What you are asked to do – Give the records back in full, exactly as they read.

Record excerpts –

○ ○ ○

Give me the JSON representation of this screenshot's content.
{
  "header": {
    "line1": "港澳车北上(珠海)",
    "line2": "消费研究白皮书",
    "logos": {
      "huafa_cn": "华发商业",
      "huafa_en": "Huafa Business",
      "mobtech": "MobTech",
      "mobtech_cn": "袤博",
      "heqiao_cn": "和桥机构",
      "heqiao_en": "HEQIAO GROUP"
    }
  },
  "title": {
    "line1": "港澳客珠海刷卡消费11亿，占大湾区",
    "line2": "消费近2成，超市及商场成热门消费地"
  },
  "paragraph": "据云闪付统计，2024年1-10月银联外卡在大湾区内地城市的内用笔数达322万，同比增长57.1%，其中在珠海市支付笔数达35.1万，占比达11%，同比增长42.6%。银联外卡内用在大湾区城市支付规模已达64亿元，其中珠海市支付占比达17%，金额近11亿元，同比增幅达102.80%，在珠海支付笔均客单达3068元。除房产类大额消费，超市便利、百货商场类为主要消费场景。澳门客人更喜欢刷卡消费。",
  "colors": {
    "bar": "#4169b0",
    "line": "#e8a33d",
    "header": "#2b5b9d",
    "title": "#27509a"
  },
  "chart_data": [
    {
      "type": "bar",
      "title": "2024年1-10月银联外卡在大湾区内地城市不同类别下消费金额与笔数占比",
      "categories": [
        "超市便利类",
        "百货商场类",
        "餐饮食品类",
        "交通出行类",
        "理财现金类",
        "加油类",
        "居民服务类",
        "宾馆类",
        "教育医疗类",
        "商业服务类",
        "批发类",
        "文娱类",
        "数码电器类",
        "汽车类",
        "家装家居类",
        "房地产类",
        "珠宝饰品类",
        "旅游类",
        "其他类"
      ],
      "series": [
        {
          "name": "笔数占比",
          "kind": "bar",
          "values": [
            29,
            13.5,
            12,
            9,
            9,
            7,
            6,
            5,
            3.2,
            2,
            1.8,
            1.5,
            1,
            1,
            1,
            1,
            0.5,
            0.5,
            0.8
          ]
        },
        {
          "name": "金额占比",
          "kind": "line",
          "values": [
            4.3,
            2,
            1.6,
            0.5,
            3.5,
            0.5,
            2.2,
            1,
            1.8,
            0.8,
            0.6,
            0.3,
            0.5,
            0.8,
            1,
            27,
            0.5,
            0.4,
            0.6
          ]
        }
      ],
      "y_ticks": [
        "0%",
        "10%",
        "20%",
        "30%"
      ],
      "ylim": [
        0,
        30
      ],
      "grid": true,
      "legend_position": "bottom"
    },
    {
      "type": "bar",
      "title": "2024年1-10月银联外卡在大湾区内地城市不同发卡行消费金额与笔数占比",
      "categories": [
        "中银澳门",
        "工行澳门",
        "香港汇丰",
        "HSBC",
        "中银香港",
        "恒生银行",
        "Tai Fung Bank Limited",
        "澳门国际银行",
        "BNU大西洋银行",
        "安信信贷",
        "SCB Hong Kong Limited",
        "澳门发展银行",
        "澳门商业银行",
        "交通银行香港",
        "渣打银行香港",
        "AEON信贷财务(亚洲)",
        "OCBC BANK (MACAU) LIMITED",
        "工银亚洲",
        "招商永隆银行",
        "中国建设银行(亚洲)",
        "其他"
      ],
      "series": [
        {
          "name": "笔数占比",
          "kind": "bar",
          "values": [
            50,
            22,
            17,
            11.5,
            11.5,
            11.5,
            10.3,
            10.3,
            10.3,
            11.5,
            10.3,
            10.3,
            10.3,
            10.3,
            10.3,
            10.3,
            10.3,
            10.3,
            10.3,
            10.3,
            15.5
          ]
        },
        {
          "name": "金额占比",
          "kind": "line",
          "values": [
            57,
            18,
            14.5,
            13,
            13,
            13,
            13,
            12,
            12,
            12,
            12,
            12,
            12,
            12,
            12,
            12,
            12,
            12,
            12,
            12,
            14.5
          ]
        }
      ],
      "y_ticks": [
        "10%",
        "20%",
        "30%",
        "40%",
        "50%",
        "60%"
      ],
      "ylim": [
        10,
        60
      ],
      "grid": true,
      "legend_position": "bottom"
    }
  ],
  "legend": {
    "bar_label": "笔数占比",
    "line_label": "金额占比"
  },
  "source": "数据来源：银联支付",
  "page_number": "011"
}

○ ○ ○

Answer in full –
Give me the JSON representation of this screenshot's content.
{
  "header": {
    "line1": "港澳车北上(珠海)",
    "line2": "消费研究白皮书",
    "logos": {
      "huafa_cn": "华发商业",
      "huafa_en": "Huafa Business",
      "mobtech": "MobTech",
      "mobtech_cn": "袤博",
      "heqiao_cn": "和桥机构",
      "heqiao_en": "HEQIAO GROUP"
    }
  },
  "title": {
    "line1": "港澳客珠海刷卡消费11亿，占大湾区",
    "line2": "消费近2成，超市及商场成热门消费地"
  },
  "paragraph": "据云闪付统计，2024年1-10月银联外卡在大湾区内地城市的内用笔数达322万，同比增长57.1%，其中在珠海市支付笔数达35.1万，占比达11%，同比增长42.6%。银联外卡内用在大湾区城市支付规模已达64亿元，其中珠海市支付占比达17%，金额近11亿元，同比增幅达102.80%，在珠海支付笔均客单达3068元。除房产类大额消费，超市便利、百货商场类为主要消费场景。澳门客人更喜欢刷卡消费。",
  "colors": {
    "bar": "#4169b0",
    "line": "#e8a33d",
    "header": "#2b5b9d",
    "title": "#27509a"
  },
  "chart_data": [
    {
      "type": "bar",
      "title": "2024年1-10月银联外卡在大湾区内地城市不同类别下消费金额与笔数占比",
      "categories": [
        "超市便利类",
        "百货商场类",
        "餐饮食品类",
        "交通出行类",
        "理财现金类",
        "加油类",
        "居民服务类",
        "宾馆类",
        "教育医疗类",
        "商业服务类",
        "批发类",
        "文娱类",
        "数码电器类",
        "汽车类",
        "家装家居类",
        "房地产类",
        "珠宝饰品类",
        "旅游类",
        "其他类"
      ],
      "series": [
        {
          "name": "笔数占比",
          "kind": "bar",
          "values": [
            29,
            13.5,
            12,
            9,
            9,
            7,
            6,
            5,
            3.2,
            2,
            1.8,
            1.5,
            1,
            1,
            1,
            1,
            0.5,
            0.5,
            0.8
          ]
        },
        {
          "name": "金额占比",
          "kind": "line",
          "values": [
            4.3,
            2,
            1.6,
            0.5,
            3.5,
            0.5,
            2.2,
            1,
            1.8,
            0.8,
            0.6,
            0.3,
            0.5,
            0.8,
            1,
            27,
            0.5,
            0.4,
            0.6
          ]
        }
      ],
      "y_ticks": [
        "0%",
        "10%",
        "20%",
        "30%"
      ],
      "ylim": [
        0,
        30
      ],
      "grid": true,
      "legend_position": "bottom"
    },
    {
      "type": "bar",
      "title": "2024年1-10月银联外卡在大湾区内地城市不同发卡行消费金额与笔数占比",
      "categories": [
        "中银澳门",
        "工行澳门",
        "香港汇丰",
        "HSBC",
        "中银香港",
        "恒生银行",
        "Tai Fung Bank Limited",
        "澳门国际银行",
        "BNU大西洋银行",
        "安信信贷",
        "SCB Hong Kong Limited",
        "澳门发展银行",
        "澳门商业银行",
        "交通银行香港",
        "渣打银行香港",
        "AEON信贷财务(亚洲)",
        "OCBC BANK (MACAU) LIMITED",
        "工银亚洲",
        "招商永隆银行",
        "中国建设银行(亚洲)",
        "其他"
      ],
      "series": [
        {
          "name": "笔数占比",
          "kind": "bar",
          "values": [
            50,
            22,
            17,
            11.5,
            11.5,
            11.5,
            10.3,
            10.3,
            10.3,
            11.5,
            10.3,
            10.3,
            10.3,
            10.3,
            10.3,
            10.3,
            10.3,
            10.3,
            10.3,
            10.3,
            15.5
          ]
        },
        {
          "name": "金额占比",
          "kind": "line",
          "values": [
            57,
            18,
            14.5,
            13,
            13,
            13,
            13,
            12,
            12,
            12,
            12,
            12,
            12,
            12,
            12,
            12,
            12,
            12,
            12,
            12,
            14.5
          ]
        }
      ],
      "y_ticks": [
        "10%",
        "20%",
        "30%",
        "40%",
        "50%",
        "60%"
      ],
      "ylim": [
        10,
        60
      ],
      "grid": true,
      "legend_position": "bottom"
    }
  ],
  "legend": {
    "bar_label": "笔数占比",
    "line_label": "金额占比"
  },
  "source": "数据来源：银联支付",
  "page_number": "011"
}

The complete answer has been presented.